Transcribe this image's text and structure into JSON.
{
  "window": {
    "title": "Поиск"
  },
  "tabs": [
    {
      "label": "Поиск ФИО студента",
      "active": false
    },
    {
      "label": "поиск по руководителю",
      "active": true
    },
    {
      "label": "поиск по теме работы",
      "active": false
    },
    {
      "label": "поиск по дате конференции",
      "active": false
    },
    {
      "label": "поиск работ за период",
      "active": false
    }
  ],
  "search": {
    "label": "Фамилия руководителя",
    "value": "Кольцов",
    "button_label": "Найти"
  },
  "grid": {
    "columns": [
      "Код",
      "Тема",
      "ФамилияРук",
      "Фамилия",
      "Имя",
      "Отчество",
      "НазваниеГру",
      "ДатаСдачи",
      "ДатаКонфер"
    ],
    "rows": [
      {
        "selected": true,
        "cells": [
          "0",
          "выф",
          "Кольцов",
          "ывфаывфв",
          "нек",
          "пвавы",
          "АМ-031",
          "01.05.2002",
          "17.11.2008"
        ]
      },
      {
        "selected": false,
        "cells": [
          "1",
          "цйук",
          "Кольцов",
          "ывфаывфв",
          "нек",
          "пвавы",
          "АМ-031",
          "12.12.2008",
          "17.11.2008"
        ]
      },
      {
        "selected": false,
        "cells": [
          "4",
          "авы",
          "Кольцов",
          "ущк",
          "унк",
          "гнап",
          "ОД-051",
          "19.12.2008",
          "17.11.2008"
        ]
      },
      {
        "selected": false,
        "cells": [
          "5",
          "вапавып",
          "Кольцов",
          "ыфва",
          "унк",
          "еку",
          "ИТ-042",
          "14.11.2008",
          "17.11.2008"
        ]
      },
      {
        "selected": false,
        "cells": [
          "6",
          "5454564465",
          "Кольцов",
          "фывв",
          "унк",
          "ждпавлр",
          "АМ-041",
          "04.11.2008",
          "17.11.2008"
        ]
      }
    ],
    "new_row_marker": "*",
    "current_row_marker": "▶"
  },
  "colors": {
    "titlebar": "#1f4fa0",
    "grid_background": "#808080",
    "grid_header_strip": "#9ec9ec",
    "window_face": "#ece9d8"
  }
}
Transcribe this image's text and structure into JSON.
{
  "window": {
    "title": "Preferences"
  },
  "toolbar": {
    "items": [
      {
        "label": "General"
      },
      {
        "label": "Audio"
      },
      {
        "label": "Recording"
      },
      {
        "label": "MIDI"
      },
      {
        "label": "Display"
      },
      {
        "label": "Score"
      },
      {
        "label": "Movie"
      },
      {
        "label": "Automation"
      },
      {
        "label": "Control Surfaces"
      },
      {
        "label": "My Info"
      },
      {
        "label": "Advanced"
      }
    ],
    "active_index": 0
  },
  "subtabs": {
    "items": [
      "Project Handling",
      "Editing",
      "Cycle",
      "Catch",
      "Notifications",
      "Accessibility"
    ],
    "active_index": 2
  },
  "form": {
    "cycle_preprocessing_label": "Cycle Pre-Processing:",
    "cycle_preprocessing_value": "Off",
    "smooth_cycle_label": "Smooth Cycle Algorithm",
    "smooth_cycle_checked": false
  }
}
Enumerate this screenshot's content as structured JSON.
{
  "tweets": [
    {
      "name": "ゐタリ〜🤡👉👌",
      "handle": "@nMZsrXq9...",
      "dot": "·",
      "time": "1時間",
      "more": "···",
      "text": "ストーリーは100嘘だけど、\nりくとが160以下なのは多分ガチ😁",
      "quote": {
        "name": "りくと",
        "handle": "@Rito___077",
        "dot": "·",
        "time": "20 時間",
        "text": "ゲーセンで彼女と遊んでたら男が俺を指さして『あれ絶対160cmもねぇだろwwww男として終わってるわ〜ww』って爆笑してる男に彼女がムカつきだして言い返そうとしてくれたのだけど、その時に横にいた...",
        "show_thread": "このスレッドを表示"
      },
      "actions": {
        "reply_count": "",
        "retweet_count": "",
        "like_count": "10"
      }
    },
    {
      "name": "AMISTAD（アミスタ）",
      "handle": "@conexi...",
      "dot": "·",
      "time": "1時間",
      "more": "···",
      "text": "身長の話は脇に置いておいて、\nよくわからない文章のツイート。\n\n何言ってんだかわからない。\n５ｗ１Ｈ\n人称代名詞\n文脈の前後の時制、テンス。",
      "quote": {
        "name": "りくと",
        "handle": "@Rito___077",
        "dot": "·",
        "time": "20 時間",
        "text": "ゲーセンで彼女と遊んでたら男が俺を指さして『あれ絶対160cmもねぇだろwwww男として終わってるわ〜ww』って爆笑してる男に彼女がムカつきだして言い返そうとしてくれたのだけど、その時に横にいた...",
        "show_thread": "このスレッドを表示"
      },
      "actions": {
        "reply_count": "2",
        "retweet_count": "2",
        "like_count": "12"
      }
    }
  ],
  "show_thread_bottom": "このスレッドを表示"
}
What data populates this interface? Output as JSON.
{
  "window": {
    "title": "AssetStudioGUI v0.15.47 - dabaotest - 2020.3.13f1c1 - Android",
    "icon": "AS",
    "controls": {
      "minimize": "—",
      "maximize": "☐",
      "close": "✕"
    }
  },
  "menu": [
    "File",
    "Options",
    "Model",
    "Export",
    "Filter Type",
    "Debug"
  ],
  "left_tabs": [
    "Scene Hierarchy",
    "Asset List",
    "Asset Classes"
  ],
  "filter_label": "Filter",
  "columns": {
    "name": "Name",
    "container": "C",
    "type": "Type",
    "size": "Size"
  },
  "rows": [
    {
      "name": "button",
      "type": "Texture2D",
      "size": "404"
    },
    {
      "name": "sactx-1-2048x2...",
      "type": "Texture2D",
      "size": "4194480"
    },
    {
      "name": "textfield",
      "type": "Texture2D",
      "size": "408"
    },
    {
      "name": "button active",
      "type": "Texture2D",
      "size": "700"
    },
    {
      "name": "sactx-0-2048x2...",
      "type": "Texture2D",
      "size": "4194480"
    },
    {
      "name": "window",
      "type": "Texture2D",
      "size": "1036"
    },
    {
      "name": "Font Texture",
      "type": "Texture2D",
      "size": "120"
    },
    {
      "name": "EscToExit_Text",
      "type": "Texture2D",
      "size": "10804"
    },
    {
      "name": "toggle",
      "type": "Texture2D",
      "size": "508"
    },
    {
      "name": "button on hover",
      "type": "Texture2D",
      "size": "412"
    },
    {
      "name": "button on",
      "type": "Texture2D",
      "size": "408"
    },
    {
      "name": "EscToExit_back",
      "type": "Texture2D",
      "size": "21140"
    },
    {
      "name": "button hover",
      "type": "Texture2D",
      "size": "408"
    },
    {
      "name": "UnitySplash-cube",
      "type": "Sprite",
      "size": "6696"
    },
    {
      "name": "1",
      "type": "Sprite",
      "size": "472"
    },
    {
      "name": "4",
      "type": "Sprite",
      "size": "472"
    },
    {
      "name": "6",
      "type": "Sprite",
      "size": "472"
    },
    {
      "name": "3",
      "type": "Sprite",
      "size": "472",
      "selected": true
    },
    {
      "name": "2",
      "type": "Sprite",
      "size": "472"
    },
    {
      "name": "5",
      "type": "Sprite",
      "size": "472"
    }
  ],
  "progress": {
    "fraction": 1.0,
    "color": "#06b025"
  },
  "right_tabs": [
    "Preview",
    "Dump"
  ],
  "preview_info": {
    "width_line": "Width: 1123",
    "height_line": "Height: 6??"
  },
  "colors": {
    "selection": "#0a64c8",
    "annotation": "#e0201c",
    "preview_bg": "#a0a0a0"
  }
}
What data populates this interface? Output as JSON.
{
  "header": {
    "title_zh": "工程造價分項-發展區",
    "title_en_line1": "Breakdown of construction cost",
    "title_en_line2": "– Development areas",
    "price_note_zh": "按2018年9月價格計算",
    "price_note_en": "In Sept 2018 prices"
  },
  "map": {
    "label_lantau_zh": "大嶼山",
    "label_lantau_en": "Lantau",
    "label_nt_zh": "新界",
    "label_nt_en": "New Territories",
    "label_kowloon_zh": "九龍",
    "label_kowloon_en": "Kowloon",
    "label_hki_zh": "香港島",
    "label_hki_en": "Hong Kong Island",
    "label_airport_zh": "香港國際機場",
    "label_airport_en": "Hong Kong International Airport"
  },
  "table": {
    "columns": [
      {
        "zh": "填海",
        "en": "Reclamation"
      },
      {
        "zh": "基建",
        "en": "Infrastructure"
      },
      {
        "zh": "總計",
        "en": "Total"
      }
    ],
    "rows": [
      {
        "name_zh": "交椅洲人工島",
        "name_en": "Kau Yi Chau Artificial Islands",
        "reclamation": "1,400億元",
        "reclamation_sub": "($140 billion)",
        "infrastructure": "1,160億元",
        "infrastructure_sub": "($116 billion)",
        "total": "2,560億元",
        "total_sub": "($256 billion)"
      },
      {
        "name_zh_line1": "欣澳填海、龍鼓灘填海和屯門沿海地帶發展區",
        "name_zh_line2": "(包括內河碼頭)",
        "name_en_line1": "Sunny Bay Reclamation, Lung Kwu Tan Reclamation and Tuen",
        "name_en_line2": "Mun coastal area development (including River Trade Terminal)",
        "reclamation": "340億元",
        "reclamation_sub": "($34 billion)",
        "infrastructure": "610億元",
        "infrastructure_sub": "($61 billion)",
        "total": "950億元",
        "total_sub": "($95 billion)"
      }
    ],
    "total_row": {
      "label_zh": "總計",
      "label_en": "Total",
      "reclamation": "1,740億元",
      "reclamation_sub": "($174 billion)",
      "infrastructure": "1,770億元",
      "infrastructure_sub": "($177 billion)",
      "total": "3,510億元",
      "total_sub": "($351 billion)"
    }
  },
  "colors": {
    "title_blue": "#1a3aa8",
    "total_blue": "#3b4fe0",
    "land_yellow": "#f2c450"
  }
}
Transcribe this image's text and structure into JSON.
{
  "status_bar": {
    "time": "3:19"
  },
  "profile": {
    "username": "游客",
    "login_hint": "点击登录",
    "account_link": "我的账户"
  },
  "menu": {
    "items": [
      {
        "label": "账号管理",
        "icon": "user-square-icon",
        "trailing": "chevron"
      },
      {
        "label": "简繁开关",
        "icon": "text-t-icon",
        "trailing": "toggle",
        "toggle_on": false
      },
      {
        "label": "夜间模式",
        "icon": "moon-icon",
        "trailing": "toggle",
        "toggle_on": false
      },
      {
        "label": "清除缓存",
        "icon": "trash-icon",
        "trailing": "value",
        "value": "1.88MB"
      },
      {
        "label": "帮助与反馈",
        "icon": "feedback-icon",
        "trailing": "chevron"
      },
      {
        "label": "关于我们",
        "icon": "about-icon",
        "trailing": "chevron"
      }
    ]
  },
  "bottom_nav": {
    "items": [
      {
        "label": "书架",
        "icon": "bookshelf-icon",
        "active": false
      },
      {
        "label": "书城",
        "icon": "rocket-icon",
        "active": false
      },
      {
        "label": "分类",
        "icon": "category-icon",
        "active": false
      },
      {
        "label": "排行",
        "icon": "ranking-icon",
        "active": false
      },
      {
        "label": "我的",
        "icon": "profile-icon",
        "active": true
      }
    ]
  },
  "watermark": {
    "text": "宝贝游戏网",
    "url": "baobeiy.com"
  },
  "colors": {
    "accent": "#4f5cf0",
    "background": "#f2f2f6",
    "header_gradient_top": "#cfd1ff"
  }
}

============

**REQUIREMENT**
Which lines in the records above contain the string "Kong"? Copy each one.

**ANSWER IN FULL**
    "label_hki_en": "Hong Kong Island",
    "label_airport_en": "Hong Kong International Airport"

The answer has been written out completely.